**Exercise task**
Repeat every entry word for word, but leave the images out of your copy.

**Given records**

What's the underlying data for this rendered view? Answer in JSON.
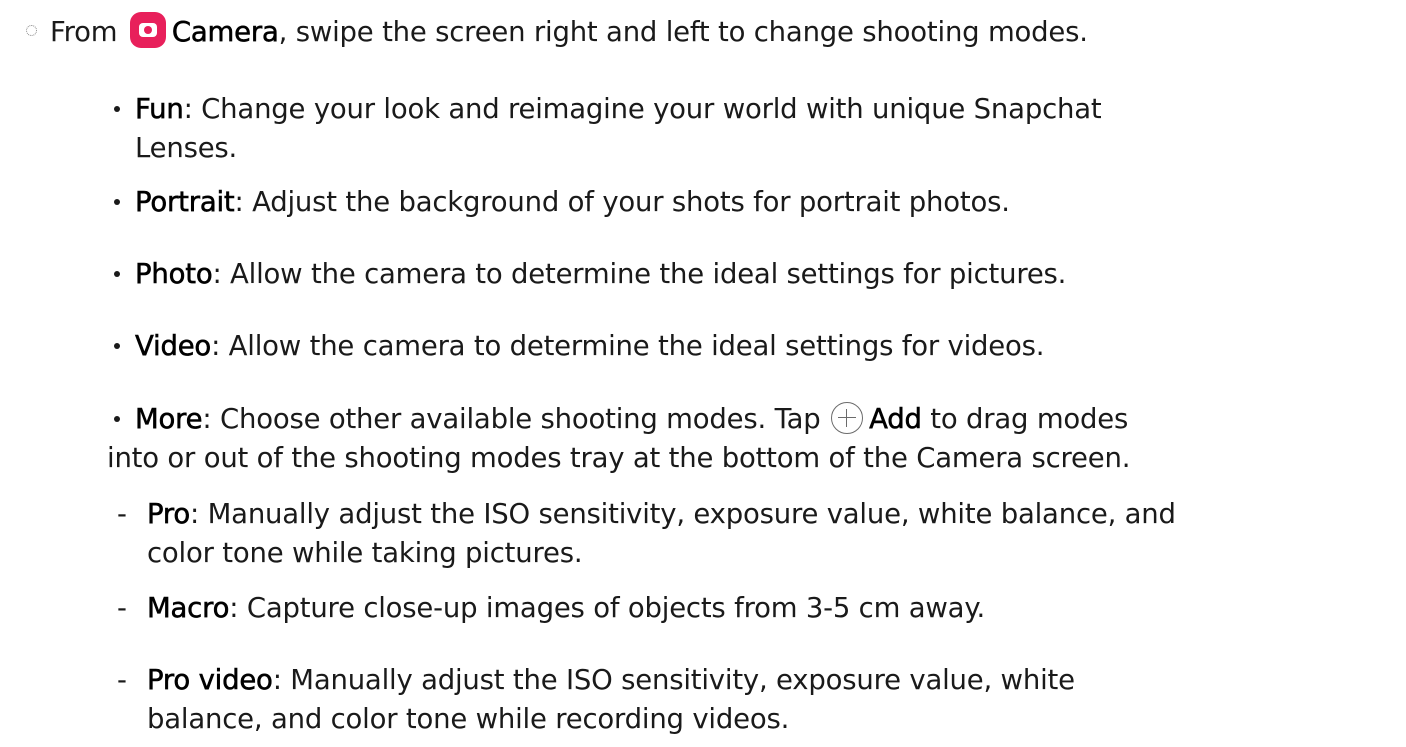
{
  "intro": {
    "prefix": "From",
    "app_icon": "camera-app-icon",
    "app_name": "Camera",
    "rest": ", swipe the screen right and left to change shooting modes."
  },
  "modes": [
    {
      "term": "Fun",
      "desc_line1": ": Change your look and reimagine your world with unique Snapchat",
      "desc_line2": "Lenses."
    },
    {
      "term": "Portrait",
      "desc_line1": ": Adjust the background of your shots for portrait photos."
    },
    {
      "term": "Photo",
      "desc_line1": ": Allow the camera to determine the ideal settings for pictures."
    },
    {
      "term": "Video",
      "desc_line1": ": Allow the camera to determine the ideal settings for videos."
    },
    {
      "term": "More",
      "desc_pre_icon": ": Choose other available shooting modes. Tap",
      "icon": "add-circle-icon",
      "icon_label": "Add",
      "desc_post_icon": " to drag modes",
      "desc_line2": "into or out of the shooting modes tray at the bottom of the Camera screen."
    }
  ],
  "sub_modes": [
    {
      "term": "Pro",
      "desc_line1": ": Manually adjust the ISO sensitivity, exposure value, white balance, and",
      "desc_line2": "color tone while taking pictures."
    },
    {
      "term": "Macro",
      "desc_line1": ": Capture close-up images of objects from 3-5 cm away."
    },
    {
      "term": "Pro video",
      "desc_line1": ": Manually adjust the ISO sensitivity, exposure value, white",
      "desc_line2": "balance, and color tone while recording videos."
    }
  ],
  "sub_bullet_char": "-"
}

**Correct answer**
What's the underlying data for this rendered view? Answer in JSON.
{
  "intro": {
    "prefix": "From",
    "app_icon": "camera-app-icon",
    "app_name": "Camera",
    "rest": ", swipe the screen right and left to change shooting modes."
  },
  "modes": [
    {
      "term": "Fun",
      "desc_line1": ": Change your look and reimagine your world with unique Snapchat",
      "desc_line2": "Lenses."
    },
    {
      "term": "Portrait",
      "desc_line1": ": Adjust the background of your shots for portrait photos."
    },
    {
      "term": "Photo",
      "desc_line1": ": Allow the camera to determine the ideal settings for pictures."
    },
    {
      "term": "Video",
      "desc_line1": ": Allow the camera to determine the ideal settings for videos."
    },
    {
      "term": "More",
      "desc_pre_icon": ": Choose other available shooting modes. Tap",
      "icon": "add-circle-icon",
      "icon_label": "Add",
      "desc_post_icon": " to drag modes",
      "desc_line2": "into or out of the shooting modes tray at the bottom of the Camera screen."
    }
  ],
  "sub_modes": [
    {
      "term": "Pro",
      "desc_line1": ": Manually adjust the ISO sensitivity, exposure value, white balance, and",
      "desc_line2": "color tone while taking pictures."
    },
    {
      "term": "Macro",
      "desc_line1": ": Capture close-up images of objects from 3-5 cm away."
    },
    {
      "term": "Pro video",
      "desc_line1": ": Manually adjust the ISO sensitivity, exposure value, white",
      "desc_line2": "balance, and color tone while recording videos."
    }
  ],
  "sub_bullet_char": "-"
}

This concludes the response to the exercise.